• PROBLEM:
Reply with one number: the count of lines in the records below that hold "Angeles".

• DATA TO USE:
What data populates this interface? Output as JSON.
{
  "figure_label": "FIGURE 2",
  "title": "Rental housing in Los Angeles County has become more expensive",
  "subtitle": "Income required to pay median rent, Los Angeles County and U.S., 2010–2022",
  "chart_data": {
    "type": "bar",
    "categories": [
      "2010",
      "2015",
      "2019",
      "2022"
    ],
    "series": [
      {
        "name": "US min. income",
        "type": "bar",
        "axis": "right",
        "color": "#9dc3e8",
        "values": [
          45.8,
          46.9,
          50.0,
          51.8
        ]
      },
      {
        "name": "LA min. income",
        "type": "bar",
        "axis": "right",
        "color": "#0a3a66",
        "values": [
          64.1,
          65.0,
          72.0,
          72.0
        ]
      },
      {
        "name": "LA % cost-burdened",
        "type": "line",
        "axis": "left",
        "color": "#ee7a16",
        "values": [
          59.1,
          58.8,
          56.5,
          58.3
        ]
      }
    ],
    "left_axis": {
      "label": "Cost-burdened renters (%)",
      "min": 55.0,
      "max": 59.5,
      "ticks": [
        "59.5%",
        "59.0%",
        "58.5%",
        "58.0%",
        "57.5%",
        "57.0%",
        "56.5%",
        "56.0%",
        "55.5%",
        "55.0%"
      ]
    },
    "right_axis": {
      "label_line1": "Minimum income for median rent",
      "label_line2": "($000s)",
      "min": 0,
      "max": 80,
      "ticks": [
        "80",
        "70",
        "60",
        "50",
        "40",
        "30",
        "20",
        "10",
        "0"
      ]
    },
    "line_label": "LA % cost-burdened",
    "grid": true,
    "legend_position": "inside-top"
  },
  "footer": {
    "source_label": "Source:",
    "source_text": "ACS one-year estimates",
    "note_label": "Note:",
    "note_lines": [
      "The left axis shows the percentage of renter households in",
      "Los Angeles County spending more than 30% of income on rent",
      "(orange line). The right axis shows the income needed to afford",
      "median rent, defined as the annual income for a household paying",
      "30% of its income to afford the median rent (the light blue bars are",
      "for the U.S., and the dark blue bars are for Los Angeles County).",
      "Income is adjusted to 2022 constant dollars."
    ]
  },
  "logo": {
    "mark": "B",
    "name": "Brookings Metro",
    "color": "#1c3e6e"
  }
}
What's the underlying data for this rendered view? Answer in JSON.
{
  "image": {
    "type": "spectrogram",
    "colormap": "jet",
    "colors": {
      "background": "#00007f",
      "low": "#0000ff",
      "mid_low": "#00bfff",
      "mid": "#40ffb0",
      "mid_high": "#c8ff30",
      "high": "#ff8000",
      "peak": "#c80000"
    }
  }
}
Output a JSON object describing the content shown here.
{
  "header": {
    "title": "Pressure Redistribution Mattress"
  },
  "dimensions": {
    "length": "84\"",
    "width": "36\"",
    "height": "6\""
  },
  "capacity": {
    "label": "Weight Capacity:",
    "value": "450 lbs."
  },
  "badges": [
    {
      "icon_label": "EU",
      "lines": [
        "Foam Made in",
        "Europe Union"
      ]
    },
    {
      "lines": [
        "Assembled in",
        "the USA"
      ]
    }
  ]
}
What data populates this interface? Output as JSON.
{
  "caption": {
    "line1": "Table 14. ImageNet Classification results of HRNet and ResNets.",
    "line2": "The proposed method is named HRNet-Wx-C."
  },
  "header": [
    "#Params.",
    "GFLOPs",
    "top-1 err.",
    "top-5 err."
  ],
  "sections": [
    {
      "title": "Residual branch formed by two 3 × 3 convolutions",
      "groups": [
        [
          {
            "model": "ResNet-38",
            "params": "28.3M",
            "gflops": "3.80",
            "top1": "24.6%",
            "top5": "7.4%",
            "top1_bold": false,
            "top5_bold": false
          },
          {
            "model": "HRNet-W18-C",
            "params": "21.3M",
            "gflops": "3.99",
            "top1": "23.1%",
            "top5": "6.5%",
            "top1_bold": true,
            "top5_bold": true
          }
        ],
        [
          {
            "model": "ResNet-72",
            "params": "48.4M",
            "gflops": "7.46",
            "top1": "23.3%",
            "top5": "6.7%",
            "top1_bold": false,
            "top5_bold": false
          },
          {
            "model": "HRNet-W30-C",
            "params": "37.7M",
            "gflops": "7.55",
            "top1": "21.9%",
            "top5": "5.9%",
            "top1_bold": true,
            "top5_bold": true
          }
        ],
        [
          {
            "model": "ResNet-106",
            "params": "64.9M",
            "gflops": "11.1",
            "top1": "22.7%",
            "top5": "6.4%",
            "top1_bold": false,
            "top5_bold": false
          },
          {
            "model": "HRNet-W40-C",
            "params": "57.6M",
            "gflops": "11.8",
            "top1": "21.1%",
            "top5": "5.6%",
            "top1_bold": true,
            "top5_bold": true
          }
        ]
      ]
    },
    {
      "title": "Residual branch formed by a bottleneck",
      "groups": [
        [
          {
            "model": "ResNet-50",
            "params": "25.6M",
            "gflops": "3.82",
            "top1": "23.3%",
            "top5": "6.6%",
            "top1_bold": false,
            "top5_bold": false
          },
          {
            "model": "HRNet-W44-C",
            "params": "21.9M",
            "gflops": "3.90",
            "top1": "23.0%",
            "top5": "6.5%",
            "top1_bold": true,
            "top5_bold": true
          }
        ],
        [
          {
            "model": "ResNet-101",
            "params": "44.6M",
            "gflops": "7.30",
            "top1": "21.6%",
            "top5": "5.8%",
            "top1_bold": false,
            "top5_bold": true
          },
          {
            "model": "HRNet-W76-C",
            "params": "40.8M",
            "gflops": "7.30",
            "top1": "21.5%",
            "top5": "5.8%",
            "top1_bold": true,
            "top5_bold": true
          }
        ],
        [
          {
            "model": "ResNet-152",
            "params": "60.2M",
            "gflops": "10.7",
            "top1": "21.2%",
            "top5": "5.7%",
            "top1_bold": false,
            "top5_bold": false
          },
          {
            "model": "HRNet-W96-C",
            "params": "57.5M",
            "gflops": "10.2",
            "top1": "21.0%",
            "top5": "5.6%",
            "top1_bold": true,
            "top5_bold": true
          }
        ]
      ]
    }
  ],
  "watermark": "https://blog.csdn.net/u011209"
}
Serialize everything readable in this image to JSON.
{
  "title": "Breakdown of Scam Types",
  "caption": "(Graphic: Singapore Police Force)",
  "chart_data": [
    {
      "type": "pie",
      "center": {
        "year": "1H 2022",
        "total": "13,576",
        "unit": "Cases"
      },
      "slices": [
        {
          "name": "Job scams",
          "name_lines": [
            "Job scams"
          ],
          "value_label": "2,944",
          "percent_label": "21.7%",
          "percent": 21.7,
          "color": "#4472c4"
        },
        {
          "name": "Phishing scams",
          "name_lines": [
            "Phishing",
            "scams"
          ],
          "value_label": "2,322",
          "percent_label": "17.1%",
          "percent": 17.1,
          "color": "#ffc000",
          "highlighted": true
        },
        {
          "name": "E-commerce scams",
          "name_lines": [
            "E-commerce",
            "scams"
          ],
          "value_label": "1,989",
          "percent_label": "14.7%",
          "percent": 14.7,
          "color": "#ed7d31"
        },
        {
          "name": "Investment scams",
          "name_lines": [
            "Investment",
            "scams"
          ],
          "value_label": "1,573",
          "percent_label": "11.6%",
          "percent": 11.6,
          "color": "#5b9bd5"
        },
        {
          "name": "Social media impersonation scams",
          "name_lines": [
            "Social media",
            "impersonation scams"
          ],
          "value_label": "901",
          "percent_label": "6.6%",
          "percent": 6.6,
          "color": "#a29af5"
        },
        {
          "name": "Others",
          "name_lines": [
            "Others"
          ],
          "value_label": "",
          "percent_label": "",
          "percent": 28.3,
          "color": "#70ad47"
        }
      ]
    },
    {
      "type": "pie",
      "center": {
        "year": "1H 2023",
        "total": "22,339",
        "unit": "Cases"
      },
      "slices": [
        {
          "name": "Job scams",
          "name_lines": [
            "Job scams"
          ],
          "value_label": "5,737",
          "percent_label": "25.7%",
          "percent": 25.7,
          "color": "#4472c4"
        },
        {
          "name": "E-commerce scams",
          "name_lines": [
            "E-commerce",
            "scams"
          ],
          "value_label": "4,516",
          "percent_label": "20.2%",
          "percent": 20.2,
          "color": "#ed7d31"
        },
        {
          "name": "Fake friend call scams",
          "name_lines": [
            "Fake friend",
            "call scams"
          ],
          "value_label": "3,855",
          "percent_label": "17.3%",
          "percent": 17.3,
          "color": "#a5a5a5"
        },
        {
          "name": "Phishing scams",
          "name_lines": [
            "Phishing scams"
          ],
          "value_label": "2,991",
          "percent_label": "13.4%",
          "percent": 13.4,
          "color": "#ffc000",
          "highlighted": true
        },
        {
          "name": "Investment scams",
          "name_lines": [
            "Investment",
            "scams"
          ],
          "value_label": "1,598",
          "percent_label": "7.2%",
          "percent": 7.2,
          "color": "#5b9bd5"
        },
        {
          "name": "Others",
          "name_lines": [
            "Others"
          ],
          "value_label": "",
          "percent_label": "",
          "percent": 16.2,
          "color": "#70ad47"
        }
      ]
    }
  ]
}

• RESPONSE BELOW:
4